-- Dataset excerpt --
════════════════
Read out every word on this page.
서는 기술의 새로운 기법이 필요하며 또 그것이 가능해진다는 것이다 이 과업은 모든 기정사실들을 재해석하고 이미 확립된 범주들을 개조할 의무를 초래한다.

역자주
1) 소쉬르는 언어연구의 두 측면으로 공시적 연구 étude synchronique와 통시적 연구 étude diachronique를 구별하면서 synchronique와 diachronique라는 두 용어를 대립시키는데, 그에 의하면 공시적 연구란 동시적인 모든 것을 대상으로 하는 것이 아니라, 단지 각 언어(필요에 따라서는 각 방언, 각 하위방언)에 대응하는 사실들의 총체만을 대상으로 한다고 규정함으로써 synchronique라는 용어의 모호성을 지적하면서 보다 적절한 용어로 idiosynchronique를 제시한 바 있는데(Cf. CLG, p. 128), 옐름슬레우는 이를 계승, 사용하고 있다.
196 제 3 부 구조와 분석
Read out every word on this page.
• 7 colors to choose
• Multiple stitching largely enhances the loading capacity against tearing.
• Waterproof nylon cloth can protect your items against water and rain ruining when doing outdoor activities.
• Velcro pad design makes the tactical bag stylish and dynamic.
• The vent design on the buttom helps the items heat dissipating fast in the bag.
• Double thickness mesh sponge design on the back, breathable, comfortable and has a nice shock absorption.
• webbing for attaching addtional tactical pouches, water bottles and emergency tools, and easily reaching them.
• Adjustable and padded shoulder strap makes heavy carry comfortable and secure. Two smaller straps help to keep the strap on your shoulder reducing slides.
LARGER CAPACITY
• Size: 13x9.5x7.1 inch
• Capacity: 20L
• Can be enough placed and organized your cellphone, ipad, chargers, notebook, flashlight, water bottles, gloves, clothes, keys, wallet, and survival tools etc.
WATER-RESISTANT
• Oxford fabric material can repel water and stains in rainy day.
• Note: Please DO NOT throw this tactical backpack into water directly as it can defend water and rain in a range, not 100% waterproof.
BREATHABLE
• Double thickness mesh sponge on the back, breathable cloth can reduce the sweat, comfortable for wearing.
════════════════
-- AIM OF THE TASK --
Each line of the material should be duplicated exactly, please.

-- COMPLETE OUTPUT --
Read out every word on this page.
서는 기술의 새로운 기법이 필요하며 또 그것이 가능해진다는 것이다 이 과업은 모든 기정사실들을 재해석하고 이미 확립된 범주들을 개조할 의무를 초래한다.

역자주
1) 소쉬르는 언어연구의 두 측면으로 공시적 연구 étude synchronique와 통시적 연구 étude diachronique를 구별하면서 synchronique와 diachronique라는 두 용어를 대립시키는데, 그에 의하면 공시적 연구란 동시적인 모든 것을 대상으로 하는 것이 아니라, 단지 각 언어(필요에 따라서는 각 방언, 각 하위방언)에 대응하는 사실들의 총체만을 대상으로 한다고 규정함으로써 synchronique라는 용어의 모호성을 지적하면서 보다 적절한 용어로 idiosynchronique를 제시한 바 있는데(Cf. CLG, p. 128), 옐름슬레우는 이를 계승, 사용하고 있다.
196 제 3 부 구조와 분석
Read out every word on this page.
• 7 colors to choose
• Multiple stitching largely enhances the loading capacity against tearing.
• Waterproof nylon cloth can protect your items against water and rain ruining when doing outdoor activities.
• Velcro pad design makes the tactical bag stylish and dynamic.
• The vent design on the buttom helps the items heat dissipating fast in the bag.
• Double thickness mesh sponge design on the back, breathable, comfortable and has a nice shock absorption.
• webbing for attaching addtional tactical pouches, water bottles and emergency tools, and easily reaching them.
• Adjustable and padded shoulder strap makes heavy carry comfortable and secure. Two smaller straps help to keep the strap on your shoulder reducing slides.
LARGER CAPACITY
• Size: 13x9.5x7.1 inch
• Capacity: 20L
• Can be enough placed and organized your cellphone, ipad, chargers, notebook, flashlight, water bottles, gloves, clothes, keys, wallet, and survival tools etc.
WATER-RESISTANT
• Oxford fabric material can repel water and stains in rainy day.
• Note: Please DO NOT throw this tactical backpack into water directly as it can defend water and rain in a range, not 100% waterproof.
BREATHABLE
• Double thickness mesh sponge on the back, breathable cloth can reduce the sweat, comfortable for wearing.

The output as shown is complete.